» Task goal
Extract each line where the string "Beam" shows up.

» Records for this task
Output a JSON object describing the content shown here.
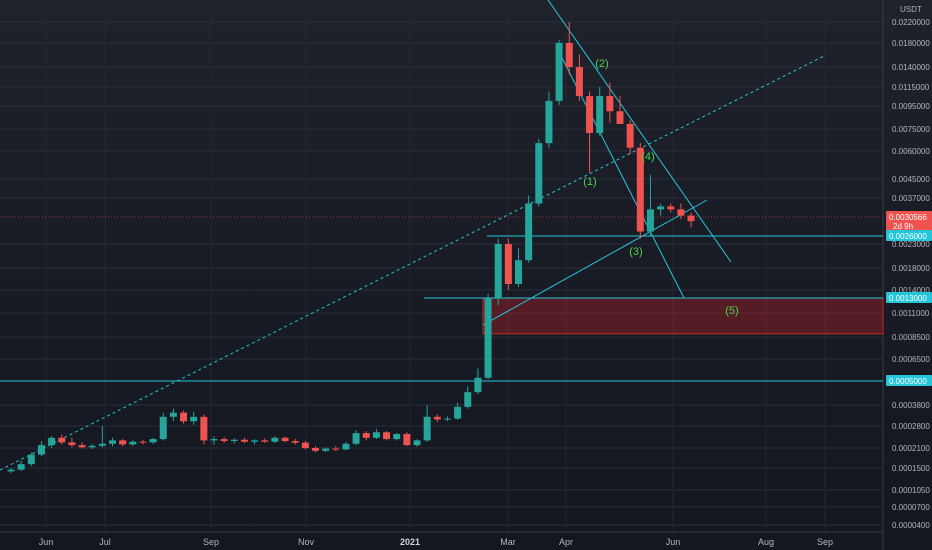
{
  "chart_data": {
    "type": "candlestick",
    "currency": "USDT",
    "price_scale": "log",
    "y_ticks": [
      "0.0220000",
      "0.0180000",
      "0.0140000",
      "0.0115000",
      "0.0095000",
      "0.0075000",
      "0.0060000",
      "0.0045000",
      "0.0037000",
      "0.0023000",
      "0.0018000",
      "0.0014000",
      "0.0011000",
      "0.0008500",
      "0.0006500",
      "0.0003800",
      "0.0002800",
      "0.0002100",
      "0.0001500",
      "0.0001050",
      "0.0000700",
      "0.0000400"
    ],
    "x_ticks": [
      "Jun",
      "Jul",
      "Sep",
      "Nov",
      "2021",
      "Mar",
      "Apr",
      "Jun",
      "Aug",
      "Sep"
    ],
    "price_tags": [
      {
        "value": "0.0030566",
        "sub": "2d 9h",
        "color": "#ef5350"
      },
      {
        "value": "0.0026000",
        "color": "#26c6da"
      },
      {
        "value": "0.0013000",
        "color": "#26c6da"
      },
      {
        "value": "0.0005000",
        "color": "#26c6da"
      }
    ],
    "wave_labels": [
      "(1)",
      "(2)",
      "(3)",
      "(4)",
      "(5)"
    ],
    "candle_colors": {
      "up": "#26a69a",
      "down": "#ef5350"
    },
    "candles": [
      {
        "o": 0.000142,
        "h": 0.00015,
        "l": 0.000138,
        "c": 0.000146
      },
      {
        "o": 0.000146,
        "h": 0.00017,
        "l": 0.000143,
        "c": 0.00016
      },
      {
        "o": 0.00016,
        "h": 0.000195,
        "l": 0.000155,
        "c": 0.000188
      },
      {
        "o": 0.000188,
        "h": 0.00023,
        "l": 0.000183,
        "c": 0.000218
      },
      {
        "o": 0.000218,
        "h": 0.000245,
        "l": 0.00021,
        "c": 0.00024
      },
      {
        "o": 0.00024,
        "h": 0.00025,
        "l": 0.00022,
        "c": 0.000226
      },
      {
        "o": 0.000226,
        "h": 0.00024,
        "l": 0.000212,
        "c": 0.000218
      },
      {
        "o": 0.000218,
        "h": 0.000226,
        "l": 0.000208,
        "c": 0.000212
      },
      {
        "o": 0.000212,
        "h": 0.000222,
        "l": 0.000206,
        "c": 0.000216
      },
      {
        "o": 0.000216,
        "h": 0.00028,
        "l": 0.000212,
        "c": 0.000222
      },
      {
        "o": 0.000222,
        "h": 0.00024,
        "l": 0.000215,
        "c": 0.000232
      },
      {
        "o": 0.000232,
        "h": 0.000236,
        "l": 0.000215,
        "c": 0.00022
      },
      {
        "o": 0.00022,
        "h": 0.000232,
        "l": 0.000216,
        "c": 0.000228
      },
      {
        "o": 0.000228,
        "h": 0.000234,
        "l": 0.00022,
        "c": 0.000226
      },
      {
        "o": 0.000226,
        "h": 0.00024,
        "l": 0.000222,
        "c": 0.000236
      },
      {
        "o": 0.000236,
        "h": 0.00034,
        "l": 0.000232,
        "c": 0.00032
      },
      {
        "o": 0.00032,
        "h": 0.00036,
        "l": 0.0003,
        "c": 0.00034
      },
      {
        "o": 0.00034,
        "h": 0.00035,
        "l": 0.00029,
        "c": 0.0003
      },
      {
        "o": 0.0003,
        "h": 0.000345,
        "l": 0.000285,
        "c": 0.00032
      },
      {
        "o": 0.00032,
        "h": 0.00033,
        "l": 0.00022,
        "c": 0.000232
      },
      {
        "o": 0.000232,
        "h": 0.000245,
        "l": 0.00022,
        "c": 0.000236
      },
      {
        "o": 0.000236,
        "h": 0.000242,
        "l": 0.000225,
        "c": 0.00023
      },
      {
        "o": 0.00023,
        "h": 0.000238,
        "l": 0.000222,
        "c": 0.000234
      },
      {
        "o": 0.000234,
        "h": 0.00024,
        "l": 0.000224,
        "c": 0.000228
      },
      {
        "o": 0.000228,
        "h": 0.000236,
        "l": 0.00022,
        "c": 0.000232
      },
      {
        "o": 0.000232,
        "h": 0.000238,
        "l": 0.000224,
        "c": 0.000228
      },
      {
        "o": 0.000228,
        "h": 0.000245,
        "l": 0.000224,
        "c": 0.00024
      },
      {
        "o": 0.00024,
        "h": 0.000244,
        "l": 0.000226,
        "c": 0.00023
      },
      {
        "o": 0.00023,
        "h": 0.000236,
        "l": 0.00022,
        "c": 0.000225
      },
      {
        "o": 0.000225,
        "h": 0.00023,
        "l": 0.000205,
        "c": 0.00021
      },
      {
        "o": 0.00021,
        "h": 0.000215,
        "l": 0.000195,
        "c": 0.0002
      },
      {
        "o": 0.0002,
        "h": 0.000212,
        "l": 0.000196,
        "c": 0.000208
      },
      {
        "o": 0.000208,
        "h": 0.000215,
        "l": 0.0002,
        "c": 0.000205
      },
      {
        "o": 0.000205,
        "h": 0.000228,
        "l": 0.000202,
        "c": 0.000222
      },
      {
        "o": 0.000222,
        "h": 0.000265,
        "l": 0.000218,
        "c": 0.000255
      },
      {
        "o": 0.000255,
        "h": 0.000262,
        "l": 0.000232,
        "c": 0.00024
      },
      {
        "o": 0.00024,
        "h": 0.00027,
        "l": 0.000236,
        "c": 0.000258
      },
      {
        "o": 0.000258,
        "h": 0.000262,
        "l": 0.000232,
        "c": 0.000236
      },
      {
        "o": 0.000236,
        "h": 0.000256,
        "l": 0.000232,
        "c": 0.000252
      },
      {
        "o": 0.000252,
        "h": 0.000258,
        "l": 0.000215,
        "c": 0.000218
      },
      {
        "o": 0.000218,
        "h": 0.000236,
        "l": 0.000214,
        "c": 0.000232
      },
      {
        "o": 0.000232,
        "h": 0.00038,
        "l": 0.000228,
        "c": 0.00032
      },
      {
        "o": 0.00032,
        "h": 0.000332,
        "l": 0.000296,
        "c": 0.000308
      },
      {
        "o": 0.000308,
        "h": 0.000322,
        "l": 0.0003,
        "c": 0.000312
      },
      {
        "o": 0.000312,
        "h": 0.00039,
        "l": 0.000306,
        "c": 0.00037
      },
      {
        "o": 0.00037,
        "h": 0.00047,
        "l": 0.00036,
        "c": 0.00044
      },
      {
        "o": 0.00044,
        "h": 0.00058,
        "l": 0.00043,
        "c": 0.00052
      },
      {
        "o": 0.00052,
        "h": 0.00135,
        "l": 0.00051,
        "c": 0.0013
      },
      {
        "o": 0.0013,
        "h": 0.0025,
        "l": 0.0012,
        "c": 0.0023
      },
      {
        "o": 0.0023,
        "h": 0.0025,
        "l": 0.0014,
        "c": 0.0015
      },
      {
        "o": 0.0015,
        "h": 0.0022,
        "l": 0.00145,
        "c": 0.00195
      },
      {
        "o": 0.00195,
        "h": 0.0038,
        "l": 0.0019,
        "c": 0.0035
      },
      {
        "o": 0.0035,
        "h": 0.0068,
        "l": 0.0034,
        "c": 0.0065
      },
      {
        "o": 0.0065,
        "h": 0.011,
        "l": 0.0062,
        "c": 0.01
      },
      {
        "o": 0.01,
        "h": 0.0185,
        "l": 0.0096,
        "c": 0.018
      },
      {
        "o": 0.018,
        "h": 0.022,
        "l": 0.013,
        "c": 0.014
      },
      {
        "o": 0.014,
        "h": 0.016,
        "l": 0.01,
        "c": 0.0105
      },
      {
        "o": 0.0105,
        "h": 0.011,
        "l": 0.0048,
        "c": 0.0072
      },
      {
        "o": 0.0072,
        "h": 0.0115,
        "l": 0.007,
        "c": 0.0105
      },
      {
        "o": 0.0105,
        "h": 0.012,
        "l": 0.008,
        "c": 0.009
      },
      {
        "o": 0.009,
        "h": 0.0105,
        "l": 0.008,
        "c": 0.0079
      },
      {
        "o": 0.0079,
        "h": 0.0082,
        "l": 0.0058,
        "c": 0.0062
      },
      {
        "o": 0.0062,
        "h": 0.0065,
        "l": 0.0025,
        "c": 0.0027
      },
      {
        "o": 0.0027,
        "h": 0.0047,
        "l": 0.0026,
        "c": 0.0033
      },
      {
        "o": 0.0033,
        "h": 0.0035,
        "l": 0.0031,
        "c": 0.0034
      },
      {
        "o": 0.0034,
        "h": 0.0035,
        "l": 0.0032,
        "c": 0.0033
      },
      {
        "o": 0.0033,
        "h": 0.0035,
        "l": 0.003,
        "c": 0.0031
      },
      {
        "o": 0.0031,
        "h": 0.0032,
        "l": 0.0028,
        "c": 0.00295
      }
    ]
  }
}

...

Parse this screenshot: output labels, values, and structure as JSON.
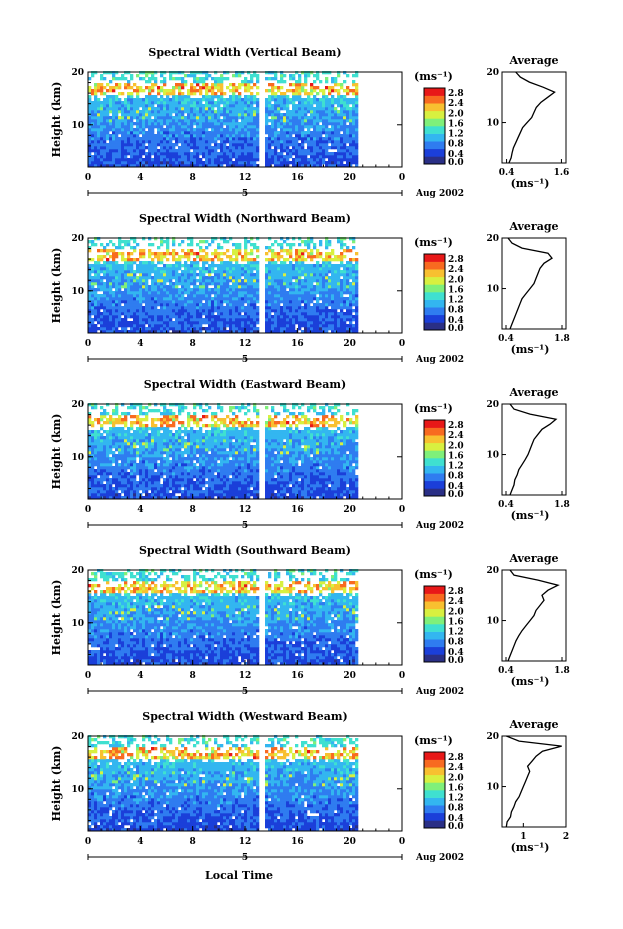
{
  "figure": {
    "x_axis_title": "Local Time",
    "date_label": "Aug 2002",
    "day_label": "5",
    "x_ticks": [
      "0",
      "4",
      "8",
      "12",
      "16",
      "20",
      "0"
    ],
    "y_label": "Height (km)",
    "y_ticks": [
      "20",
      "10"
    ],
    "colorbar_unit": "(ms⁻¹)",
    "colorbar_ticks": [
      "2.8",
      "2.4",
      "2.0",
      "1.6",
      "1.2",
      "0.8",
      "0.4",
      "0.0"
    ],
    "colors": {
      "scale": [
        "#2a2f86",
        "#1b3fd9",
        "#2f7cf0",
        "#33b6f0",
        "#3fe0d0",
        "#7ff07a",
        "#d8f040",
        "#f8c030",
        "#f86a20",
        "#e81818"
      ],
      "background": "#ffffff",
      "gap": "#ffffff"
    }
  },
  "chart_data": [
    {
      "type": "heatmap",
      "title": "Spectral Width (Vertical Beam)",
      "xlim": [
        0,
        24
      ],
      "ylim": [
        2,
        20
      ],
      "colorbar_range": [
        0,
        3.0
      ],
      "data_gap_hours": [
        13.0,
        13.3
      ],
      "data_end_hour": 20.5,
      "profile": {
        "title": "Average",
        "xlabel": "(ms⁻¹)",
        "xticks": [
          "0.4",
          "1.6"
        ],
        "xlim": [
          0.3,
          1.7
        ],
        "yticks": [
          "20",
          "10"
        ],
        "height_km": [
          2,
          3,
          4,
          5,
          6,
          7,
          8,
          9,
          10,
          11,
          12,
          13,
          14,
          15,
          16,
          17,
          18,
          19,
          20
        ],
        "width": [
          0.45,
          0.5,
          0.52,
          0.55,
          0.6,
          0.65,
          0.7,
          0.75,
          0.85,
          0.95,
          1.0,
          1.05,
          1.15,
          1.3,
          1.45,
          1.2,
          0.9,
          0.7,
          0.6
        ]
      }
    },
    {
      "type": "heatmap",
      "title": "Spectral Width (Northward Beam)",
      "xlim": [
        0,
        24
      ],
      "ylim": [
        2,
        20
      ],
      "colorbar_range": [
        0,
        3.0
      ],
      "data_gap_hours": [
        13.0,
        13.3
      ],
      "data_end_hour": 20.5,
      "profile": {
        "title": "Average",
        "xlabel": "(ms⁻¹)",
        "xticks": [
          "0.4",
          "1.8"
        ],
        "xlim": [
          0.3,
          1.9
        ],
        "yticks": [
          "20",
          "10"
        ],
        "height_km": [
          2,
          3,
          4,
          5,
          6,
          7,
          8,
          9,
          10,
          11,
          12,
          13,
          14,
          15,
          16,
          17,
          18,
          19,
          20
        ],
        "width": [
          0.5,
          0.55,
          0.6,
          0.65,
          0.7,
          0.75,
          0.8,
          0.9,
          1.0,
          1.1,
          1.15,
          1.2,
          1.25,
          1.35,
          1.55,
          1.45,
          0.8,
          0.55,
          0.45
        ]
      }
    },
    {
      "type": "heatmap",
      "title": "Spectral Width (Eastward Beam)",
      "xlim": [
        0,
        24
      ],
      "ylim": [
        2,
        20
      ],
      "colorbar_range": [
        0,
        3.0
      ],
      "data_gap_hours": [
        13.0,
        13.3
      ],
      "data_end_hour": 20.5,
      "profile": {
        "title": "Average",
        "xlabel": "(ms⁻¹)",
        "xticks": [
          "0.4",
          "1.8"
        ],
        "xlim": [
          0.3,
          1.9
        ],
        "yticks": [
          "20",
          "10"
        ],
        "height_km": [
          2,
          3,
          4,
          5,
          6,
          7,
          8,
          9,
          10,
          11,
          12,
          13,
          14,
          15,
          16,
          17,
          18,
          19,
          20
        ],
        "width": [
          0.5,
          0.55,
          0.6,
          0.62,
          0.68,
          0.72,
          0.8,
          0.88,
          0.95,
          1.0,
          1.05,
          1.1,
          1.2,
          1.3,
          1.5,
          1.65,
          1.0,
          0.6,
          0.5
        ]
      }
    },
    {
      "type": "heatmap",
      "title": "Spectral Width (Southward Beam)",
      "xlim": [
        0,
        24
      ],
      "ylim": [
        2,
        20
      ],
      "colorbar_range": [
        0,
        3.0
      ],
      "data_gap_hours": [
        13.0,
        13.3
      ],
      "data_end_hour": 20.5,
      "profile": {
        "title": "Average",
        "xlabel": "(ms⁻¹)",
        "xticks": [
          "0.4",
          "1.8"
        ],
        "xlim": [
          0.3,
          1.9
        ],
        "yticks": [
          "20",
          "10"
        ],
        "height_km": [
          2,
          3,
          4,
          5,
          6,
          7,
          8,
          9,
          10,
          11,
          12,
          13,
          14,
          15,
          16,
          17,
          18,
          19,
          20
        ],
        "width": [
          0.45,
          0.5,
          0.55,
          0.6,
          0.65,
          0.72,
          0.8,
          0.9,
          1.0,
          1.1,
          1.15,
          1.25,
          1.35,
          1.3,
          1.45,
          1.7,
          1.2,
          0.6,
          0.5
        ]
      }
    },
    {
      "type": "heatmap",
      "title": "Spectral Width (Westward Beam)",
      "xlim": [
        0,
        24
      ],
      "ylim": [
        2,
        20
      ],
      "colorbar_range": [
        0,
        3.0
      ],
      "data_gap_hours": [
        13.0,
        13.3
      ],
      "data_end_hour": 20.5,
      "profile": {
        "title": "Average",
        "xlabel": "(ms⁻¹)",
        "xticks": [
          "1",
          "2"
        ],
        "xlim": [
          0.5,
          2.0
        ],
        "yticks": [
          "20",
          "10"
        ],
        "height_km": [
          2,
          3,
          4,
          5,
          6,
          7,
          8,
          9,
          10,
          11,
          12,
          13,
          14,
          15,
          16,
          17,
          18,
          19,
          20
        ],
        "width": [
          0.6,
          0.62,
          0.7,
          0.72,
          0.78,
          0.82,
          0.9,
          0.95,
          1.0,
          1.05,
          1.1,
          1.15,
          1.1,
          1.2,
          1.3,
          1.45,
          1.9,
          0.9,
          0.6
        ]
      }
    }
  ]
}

» Expected answer
      "title": "Spectral Width (Vertical Beam)",
      "title": "Spectral Width (Northward Beam)",
      "title": "Spectral Width (Eastward Beam)",
      "title": "Spectral Width (Southward Beam)",
      "title": "Spectral Width (Westward Beam)",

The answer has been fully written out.